How many lines in these records hold the string "Liquidity"? Reply with the number alone.

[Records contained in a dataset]
---*---

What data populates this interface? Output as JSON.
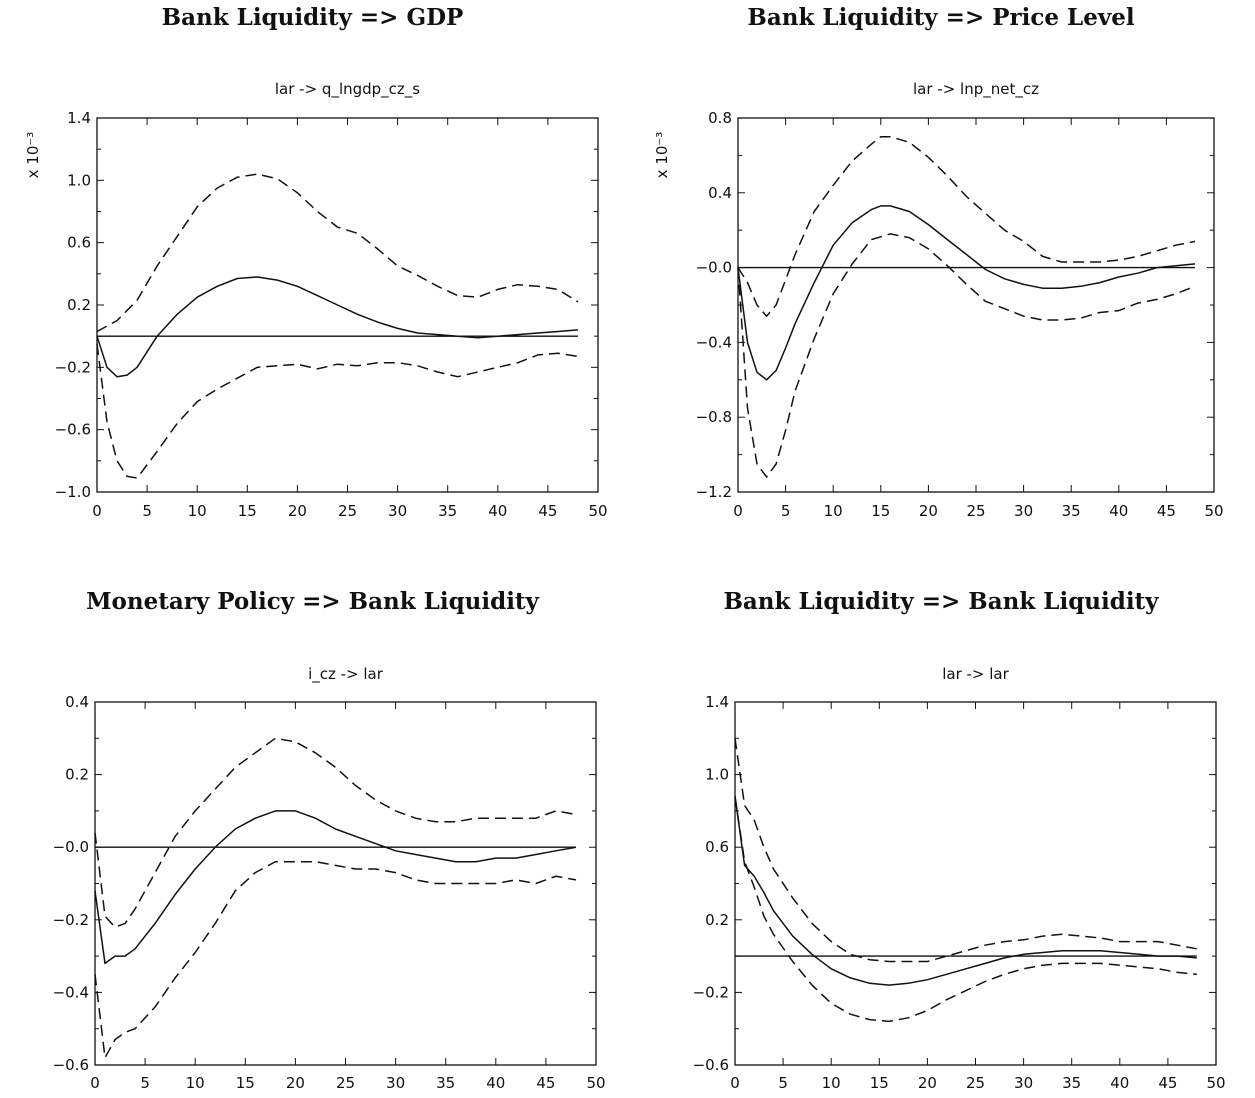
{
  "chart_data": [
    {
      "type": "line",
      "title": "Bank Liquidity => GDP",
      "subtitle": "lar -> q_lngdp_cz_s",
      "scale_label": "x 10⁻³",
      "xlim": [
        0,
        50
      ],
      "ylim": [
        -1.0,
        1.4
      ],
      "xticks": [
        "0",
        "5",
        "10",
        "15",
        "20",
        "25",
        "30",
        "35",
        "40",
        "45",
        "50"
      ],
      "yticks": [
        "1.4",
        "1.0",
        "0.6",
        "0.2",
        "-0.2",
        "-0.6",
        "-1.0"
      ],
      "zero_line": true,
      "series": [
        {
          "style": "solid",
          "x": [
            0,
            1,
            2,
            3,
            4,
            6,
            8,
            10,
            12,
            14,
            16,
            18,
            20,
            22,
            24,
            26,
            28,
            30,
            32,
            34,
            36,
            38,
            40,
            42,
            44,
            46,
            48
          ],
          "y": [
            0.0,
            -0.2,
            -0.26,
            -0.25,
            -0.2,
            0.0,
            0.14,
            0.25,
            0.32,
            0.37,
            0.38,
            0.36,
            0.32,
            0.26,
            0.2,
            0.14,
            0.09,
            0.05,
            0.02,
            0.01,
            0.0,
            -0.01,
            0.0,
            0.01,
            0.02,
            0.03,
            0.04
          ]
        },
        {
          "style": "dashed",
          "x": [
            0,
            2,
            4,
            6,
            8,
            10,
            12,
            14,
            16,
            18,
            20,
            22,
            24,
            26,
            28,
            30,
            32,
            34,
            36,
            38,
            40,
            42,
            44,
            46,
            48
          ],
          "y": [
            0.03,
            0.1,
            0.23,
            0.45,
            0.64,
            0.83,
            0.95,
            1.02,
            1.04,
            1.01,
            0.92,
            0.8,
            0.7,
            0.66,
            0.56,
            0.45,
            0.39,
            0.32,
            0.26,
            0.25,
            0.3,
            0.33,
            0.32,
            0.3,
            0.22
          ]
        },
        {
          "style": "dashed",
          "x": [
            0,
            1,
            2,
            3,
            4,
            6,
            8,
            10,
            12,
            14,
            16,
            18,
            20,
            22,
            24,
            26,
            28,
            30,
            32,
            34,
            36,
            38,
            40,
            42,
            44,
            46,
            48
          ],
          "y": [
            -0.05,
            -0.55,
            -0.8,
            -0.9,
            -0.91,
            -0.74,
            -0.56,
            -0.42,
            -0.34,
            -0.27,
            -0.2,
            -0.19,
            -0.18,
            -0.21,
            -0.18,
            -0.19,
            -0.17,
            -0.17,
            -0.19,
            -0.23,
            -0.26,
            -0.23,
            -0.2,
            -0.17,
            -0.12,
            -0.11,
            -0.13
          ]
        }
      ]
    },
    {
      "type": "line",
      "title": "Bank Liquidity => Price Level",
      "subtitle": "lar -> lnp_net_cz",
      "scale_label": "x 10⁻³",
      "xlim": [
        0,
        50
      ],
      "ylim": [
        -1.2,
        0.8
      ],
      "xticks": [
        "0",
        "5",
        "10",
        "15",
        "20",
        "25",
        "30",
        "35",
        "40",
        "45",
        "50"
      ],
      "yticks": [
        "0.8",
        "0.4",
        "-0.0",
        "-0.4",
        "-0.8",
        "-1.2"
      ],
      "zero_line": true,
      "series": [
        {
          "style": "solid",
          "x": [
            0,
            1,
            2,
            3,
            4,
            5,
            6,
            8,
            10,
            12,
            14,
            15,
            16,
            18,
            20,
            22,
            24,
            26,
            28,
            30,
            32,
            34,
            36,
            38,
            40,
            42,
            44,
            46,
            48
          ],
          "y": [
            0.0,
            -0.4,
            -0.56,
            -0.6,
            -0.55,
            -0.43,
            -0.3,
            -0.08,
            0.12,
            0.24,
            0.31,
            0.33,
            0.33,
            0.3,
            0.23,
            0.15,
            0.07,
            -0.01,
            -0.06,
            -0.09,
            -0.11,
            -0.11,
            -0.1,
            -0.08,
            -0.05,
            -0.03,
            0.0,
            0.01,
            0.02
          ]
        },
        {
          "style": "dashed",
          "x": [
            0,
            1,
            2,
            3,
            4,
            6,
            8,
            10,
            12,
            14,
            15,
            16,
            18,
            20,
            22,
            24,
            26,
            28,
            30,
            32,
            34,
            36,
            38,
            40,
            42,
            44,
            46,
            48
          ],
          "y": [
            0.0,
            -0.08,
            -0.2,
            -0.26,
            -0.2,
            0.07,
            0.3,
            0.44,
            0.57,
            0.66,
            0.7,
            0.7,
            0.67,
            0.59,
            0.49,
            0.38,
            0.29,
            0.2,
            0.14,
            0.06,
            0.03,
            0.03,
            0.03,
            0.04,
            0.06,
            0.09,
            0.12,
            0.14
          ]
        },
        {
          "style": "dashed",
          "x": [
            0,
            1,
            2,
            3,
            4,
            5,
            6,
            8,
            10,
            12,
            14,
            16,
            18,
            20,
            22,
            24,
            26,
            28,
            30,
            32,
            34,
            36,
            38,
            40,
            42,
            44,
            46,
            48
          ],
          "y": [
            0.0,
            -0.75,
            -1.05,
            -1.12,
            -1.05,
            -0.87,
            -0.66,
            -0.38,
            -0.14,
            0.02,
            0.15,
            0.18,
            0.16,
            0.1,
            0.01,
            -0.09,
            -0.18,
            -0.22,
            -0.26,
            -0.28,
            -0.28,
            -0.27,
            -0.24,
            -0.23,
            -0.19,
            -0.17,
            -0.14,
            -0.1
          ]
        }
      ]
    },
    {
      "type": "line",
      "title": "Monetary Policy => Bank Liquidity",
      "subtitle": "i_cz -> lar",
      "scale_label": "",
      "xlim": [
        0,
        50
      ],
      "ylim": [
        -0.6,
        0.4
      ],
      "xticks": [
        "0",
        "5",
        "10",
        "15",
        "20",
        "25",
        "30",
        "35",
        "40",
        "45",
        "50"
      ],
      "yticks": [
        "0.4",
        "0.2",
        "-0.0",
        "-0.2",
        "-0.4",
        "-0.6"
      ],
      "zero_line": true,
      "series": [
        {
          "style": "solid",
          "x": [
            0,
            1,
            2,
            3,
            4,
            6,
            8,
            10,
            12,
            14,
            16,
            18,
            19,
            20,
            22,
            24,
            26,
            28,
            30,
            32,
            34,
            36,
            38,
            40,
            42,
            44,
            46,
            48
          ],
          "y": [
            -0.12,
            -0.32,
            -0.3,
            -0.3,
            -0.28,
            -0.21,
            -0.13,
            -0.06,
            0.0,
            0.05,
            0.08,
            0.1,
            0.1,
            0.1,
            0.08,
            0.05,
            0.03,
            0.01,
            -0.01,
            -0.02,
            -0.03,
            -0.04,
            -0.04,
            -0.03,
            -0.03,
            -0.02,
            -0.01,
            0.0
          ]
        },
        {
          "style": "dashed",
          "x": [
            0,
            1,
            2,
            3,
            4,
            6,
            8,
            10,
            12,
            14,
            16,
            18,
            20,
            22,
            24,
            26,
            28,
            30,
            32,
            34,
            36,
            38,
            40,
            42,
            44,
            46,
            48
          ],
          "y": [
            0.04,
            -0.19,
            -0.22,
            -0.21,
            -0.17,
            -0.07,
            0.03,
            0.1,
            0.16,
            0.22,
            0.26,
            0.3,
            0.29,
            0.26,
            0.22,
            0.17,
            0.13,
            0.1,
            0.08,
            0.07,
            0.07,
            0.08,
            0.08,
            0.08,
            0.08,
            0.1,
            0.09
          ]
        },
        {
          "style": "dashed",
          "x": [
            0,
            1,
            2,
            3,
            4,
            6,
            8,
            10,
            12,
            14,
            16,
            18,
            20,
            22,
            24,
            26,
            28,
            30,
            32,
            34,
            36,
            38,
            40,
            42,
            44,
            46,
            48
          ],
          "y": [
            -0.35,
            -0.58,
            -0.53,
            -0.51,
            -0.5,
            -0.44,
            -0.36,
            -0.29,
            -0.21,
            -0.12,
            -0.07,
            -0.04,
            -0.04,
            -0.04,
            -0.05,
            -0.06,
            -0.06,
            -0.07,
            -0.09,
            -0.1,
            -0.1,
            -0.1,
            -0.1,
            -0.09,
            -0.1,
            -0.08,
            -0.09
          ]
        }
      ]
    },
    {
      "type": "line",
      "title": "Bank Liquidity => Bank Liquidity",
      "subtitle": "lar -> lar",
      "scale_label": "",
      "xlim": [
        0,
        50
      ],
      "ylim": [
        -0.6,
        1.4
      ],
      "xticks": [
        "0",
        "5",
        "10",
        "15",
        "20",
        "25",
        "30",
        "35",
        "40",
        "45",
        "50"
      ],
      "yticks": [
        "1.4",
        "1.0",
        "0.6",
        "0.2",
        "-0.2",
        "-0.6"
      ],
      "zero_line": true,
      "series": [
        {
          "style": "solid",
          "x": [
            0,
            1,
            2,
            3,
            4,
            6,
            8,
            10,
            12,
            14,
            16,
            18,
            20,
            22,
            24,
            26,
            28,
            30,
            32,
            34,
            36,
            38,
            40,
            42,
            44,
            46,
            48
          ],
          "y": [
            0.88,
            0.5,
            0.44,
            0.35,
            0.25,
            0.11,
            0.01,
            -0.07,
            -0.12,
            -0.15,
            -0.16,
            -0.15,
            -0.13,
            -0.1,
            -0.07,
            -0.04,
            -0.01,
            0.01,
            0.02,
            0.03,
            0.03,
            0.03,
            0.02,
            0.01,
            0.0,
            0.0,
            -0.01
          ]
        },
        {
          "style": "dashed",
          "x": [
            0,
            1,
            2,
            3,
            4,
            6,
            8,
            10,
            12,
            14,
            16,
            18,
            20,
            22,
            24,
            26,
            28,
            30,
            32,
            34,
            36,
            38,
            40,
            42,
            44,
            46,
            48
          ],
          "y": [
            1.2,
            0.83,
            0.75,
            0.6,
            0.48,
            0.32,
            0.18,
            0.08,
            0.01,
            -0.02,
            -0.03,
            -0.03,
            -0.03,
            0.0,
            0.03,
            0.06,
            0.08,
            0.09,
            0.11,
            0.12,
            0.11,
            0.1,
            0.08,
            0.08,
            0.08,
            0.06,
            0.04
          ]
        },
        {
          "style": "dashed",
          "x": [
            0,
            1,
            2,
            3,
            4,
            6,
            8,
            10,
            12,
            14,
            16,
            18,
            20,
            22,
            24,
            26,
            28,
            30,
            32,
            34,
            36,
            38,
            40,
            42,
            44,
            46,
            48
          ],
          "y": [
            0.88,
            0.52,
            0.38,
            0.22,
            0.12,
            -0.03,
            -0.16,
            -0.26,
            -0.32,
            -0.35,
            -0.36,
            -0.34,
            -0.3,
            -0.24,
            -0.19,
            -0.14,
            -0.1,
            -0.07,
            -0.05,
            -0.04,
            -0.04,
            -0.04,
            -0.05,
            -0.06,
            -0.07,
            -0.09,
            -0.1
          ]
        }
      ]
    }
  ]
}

---*---

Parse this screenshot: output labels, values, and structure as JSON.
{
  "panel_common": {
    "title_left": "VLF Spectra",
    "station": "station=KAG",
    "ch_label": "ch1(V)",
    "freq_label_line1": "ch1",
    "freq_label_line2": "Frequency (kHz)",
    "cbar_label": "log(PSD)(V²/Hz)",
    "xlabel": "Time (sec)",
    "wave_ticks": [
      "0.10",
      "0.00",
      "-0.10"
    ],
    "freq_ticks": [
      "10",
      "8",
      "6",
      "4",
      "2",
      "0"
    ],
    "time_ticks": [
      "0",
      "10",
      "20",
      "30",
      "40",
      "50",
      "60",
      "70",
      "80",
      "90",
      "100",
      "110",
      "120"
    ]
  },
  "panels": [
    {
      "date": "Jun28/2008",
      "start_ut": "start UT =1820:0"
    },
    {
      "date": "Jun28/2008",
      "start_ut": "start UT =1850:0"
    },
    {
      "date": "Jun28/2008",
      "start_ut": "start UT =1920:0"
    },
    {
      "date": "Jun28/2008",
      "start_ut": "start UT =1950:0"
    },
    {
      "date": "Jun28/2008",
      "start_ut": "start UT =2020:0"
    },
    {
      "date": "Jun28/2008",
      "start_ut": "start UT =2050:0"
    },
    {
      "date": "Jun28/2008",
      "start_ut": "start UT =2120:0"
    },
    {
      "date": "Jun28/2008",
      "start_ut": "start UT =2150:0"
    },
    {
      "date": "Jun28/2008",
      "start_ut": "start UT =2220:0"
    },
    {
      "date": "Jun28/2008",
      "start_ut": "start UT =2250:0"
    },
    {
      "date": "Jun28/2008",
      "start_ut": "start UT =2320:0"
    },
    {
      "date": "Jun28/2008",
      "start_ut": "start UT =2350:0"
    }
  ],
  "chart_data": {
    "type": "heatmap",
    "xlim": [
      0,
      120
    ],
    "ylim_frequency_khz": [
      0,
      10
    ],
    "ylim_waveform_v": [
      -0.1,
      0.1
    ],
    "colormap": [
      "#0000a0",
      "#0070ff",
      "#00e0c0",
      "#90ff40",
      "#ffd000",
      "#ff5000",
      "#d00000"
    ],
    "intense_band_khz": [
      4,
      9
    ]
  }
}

---*---

## Finished task
4